#### WORK TO BE COMPLETED
Go through the records below line by line. Count the lines with "الليل" and give the count alone.

#### Items listed in a dataset
<<<<

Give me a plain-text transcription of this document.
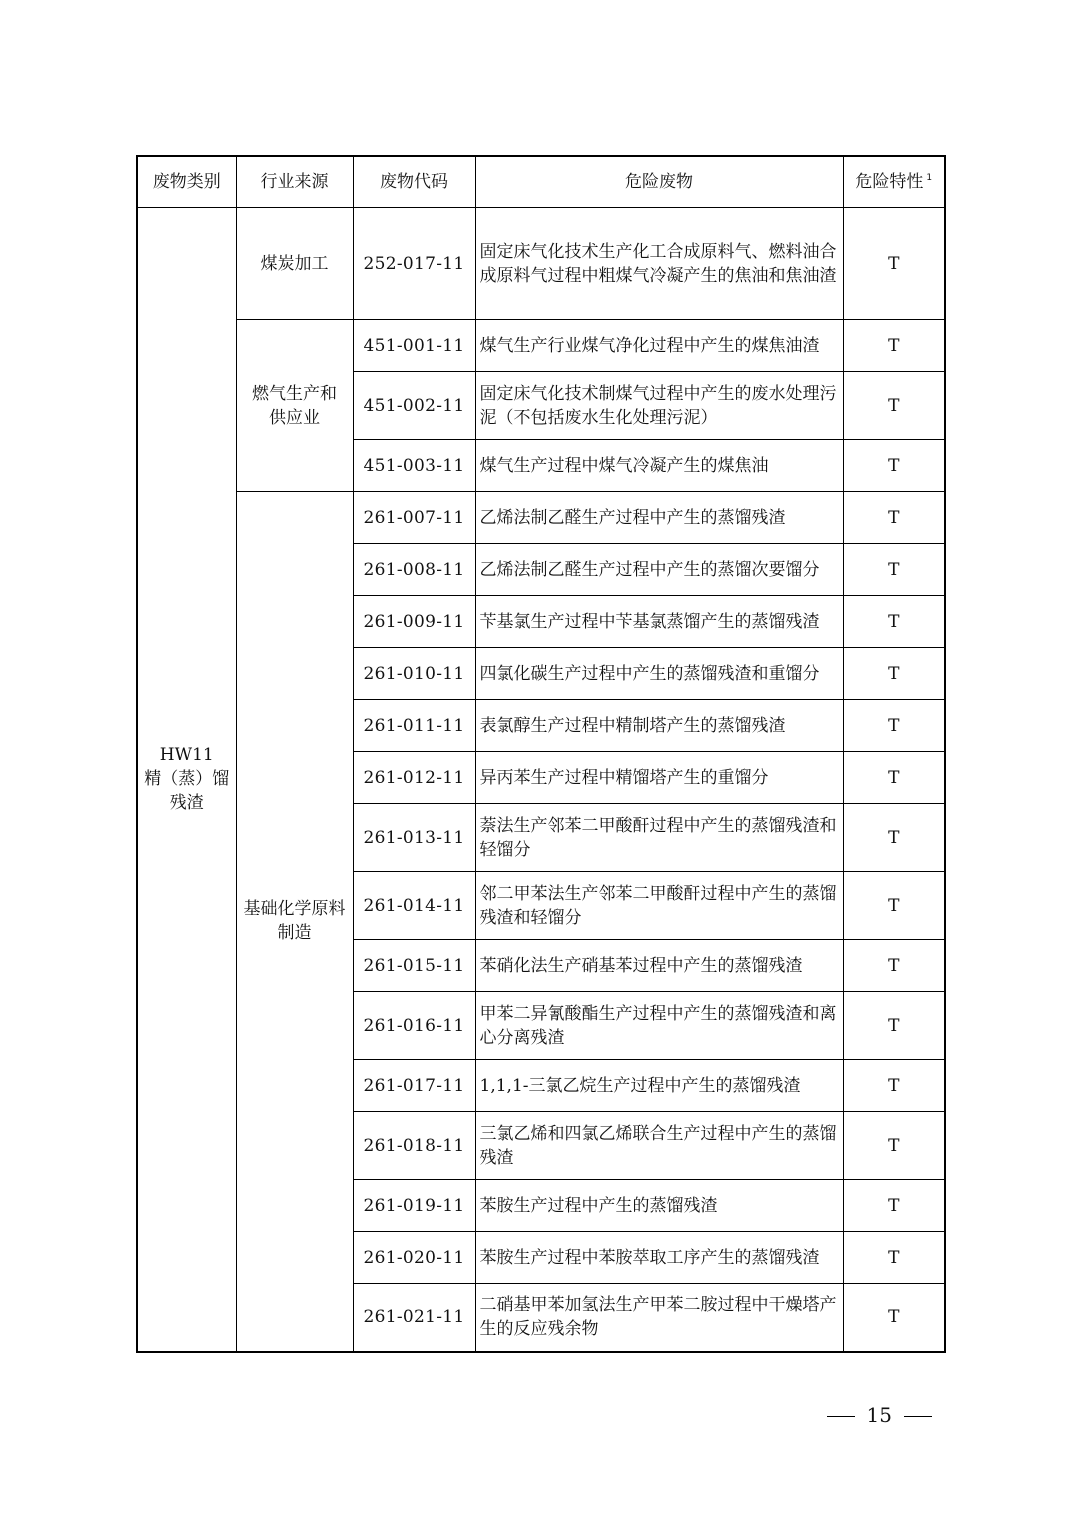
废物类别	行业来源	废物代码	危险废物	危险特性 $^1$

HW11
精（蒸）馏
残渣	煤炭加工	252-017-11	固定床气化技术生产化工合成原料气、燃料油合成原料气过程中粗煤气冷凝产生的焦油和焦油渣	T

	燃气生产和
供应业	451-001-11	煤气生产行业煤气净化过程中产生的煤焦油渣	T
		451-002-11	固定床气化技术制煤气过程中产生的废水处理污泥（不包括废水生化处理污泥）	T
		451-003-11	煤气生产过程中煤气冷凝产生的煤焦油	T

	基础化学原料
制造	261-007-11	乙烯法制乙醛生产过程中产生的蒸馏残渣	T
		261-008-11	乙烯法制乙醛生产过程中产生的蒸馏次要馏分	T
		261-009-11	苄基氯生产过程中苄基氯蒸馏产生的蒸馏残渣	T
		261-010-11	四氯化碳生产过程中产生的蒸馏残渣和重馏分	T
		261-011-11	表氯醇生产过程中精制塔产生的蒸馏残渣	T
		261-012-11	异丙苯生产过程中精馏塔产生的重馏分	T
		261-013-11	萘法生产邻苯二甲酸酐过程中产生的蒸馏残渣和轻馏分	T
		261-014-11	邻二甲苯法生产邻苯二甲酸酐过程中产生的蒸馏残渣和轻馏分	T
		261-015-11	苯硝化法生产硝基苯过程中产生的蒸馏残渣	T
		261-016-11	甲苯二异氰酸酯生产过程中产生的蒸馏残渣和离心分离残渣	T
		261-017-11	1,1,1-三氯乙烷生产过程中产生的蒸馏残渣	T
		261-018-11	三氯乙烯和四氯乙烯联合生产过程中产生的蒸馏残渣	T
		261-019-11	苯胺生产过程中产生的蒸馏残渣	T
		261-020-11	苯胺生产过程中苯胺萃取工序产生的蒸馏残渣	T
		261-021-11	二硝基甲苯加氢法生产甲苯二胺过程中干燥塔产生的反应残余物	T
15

>>>>
<<<<

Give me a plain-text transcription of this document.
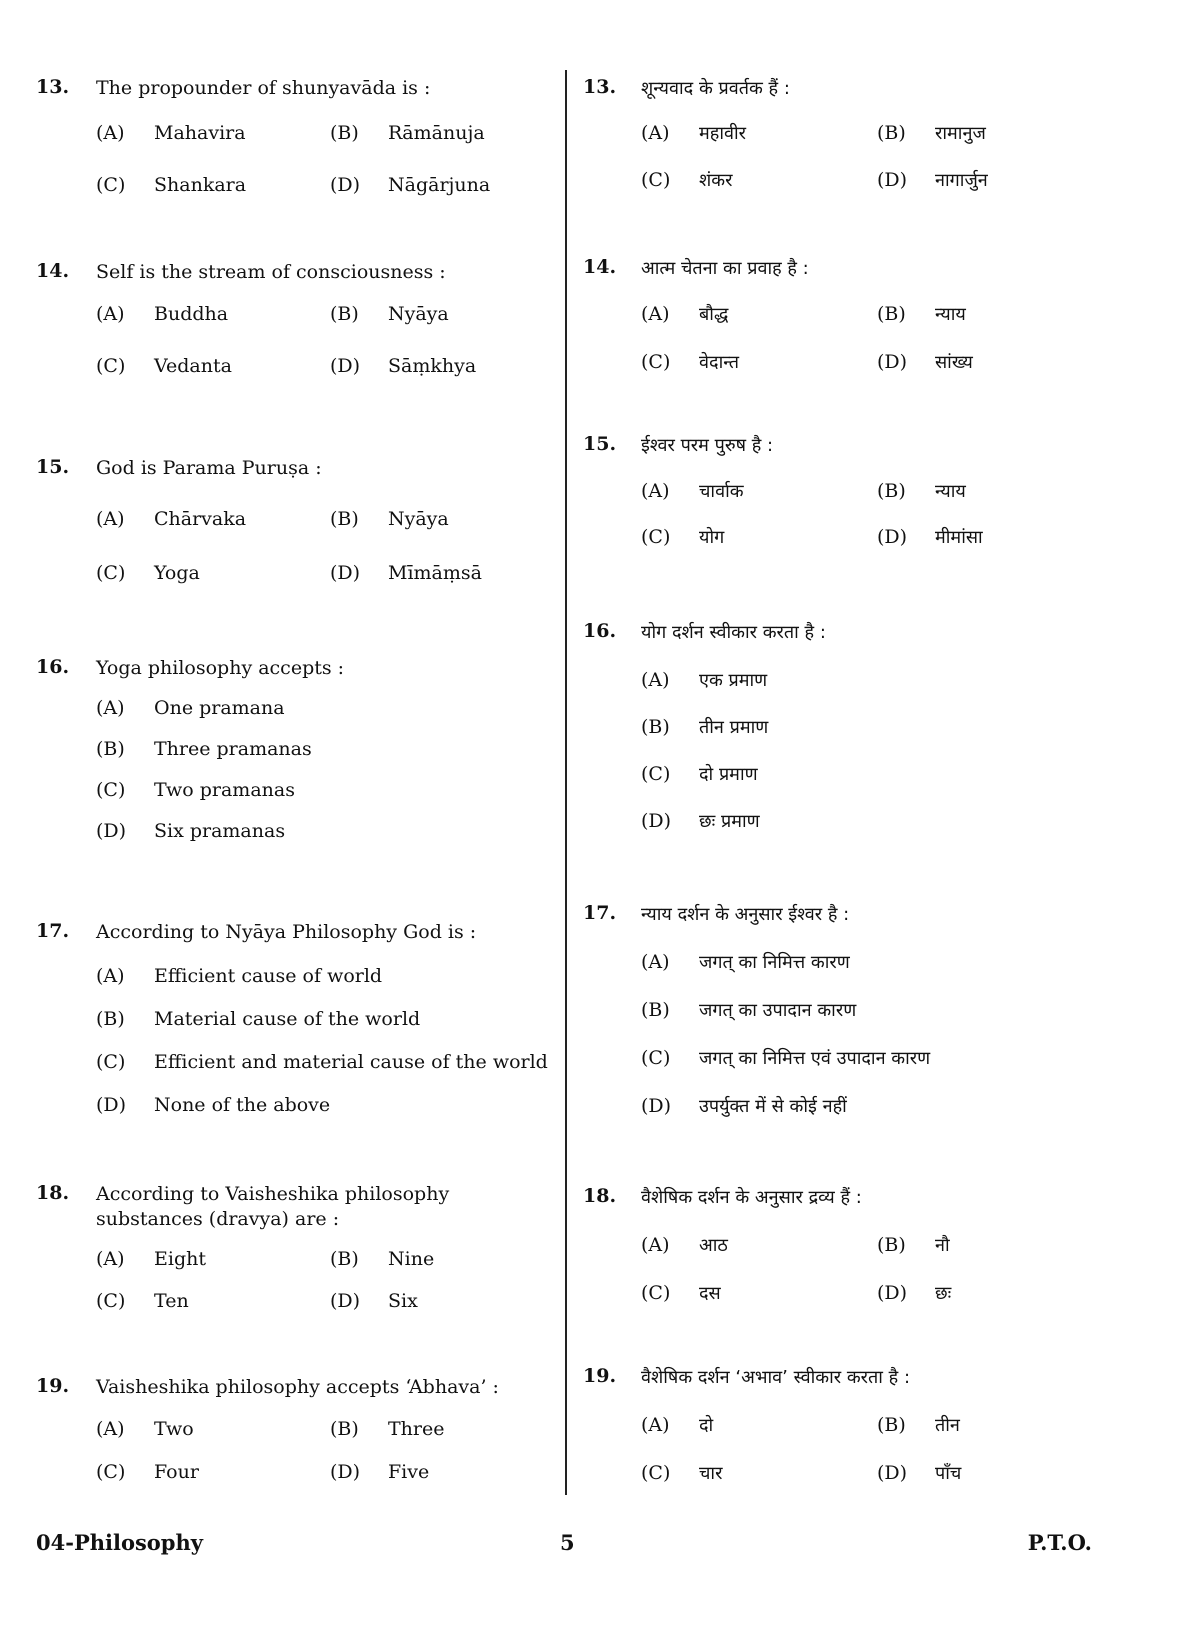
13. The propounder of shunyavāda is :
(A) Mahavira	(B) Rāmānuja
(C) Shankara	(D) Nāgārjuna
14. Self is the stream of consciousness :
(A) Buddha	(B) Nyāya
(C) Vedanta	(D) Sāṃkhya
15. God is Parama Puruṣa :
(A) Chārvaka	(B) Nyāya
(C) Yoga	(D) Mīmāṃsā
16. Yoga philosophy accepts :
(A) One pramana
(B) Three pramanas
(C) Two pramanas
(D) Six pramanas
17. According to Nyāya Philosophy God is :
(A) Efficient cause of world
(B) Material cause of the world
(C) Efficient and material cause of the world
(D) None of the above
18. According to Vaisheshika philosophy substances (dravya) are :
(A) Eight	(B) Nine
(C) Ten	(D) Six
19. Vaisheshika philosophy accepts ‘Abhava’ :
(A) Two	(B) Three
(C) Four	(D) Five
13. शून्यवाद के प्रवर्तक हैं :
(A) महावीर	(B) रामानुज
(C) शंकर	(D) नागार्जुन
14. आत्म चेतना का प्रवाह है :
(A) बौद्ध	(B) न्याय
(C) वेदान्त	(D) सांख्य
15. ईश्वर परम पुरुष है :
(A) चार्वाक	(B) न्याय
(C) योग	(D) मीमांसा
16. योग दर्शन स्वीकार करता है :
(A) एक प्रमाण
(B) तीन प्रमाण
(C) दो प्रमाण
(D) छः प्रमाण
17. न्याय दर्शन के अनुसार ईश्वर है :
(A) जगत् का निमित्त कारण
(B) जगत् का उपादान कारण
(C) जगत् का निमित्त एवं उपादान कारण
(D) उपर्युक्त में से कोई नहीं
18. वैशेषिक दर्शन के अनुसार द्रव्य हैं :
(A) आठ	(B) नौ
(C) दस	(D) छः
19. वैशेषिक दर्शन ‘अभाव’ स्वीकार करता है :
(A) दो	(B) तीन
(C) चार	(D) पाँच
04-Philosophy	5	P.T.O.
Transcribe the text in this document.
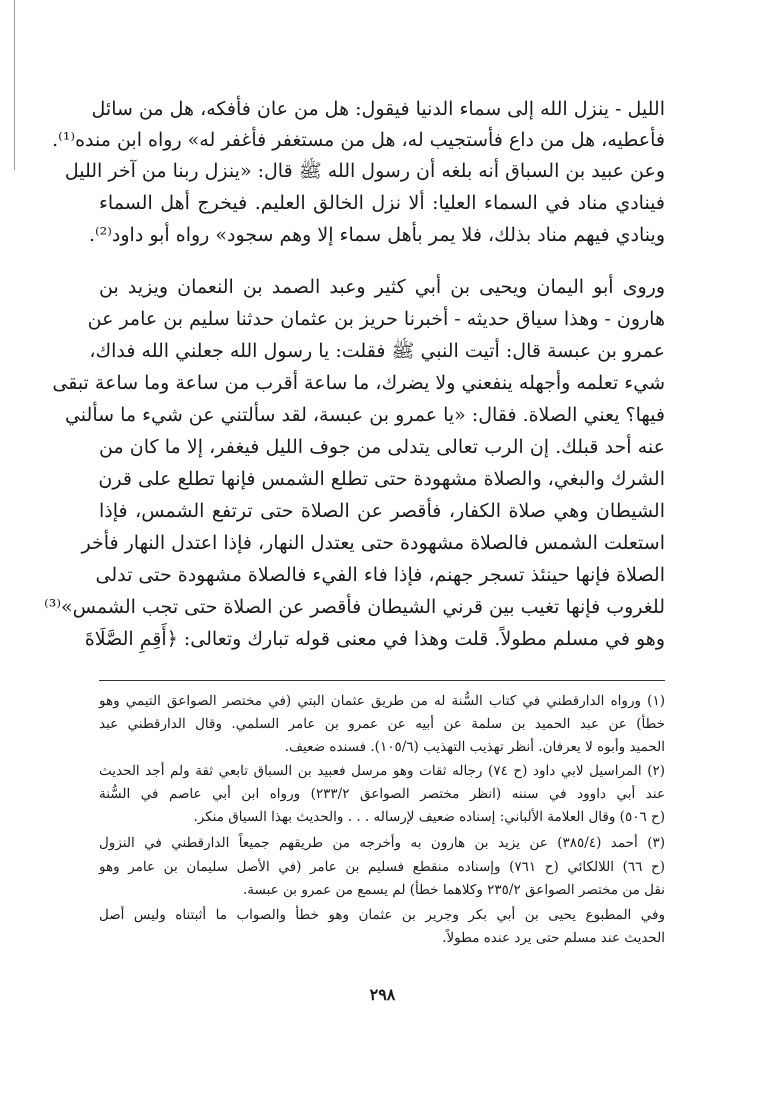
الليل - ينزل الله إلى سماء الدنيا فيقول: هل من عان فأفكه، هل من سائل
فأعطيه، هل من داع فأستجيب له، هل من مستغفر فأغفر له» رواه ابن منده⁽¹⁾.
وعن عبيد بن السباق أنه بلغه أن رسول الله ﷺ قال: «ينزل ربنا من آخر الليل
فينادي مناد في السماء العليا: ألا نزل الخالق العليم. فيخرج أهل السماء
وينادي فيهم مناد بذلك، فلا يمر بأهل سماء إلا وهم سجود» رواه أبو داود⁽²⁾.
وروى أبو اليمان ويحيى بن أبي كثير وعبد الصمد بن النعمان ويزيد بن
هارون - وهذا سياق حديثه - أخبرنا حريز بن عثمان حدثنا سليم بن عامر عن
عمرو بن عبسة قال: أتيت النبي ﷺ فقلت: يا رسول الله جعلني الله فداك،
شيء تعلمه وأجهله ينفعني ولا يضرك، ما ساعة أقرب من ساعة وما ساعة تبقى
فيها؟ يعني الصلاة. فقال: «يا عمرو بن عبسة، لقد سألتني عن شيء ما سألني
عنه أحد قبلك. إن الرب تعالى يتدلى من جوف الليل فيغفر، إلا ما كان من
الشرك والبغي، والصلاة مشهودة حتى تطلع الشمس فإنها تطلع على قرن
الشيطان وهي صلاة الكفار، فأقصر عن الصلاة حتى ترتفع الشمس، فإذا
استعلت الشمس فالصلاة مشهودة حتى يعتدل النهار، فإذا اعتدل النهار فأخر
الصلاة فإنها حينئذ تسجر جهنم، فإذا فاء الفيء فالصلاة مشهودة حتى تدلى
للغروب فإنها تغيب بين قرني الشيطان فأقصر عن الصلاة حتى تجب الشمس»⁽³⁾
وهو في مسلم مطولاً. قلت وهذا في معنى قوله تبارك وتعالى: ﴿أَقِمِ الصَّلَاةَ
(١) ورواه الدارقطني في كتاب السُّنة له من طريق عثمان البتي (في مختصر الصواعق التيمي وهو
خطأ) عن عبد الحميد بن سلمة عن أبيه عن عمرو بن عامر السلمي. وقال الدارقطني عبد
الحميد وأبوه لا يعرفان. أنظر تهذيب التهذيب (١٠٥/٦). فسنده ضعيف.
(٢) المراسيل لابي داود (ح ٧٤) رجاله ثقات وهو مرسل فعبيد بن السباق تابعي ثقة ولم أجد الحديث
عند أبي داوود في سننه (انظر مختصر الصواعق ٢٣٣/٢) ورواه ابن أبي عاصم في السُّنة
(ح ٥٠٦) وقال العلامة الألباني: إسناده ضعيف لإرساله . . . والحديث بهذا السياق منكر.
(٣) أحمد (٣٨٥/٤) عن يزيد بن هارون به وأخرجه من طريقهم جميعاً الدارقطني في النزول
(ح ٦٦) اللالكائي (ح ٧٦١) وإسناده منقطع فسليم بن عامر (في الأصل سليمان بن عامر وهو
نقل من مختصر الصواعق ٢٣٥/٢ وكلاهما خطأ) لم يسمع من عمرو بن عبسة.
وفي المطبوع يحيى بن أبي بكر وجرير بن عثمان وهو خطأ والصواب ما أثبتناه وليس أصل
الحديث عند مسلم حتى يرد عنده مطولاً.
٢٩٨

>>>>
<<<<

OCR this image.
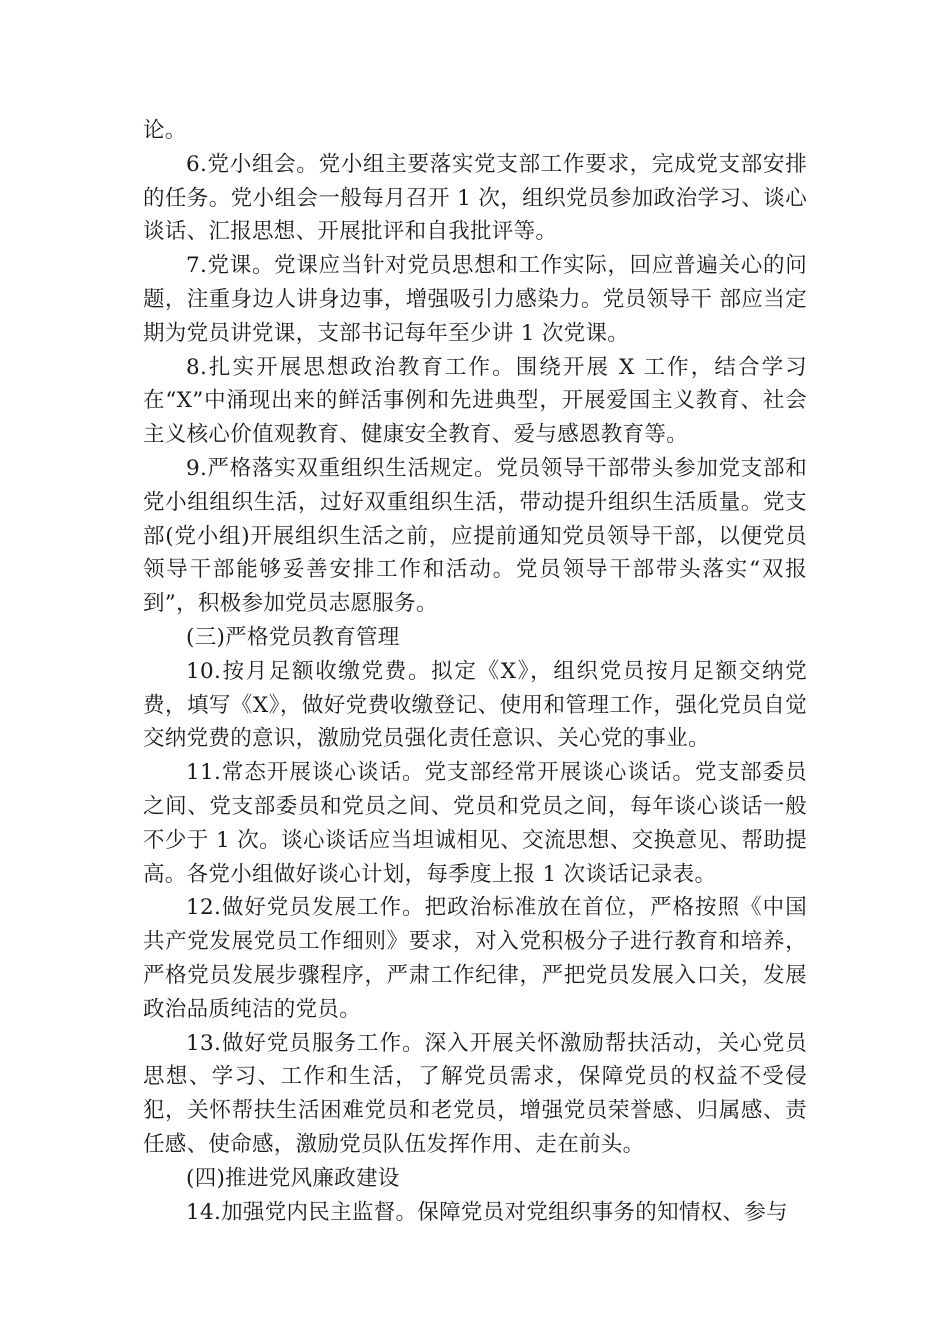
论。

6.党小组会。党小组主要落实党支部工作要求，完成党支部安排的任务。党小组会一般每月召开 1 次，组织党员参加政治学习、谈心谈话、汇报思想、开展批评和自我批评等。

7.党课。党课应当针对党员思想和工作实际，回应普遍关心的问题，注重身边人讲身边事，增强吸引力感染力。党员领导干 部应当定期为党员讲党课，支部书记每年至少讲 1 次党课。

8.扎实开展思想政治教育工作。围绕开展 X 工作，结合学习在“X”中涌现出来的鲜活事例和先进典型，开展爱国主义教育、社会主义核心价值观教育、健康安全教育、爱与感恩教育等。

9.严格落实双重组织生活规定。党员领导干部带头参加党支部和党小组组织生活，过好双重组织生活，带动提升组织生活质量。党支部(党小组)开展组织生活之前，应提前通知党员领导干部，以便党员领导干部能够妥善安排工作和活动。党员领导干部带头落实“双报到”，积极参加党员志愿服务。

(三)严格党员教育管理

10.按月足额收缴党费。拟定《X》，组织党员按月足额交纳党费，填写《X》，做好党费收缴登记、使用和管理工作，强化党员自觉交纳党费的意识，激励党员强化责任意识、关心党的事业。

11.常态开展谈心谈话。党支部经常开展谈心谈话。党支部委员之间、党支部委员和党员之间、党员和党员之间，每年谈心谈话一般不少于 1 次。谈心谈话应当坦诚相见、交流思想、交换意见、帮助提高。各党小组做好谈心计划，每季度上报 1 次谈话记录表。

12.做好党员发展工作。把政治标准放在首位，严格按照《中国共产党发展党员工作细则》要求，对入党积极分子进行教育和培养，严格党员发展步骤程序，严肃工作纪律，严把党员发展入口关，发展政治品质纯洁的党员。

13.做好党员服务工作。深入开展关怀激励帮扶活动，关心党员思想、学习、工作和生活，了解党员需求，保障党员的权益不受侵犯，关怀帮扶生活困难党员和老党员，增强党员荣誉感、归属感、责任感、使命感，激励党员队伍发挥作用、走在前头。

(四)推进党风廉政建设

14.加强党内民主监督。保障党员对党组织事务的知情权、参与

>>>>

#### RESULT OF THE TASK
3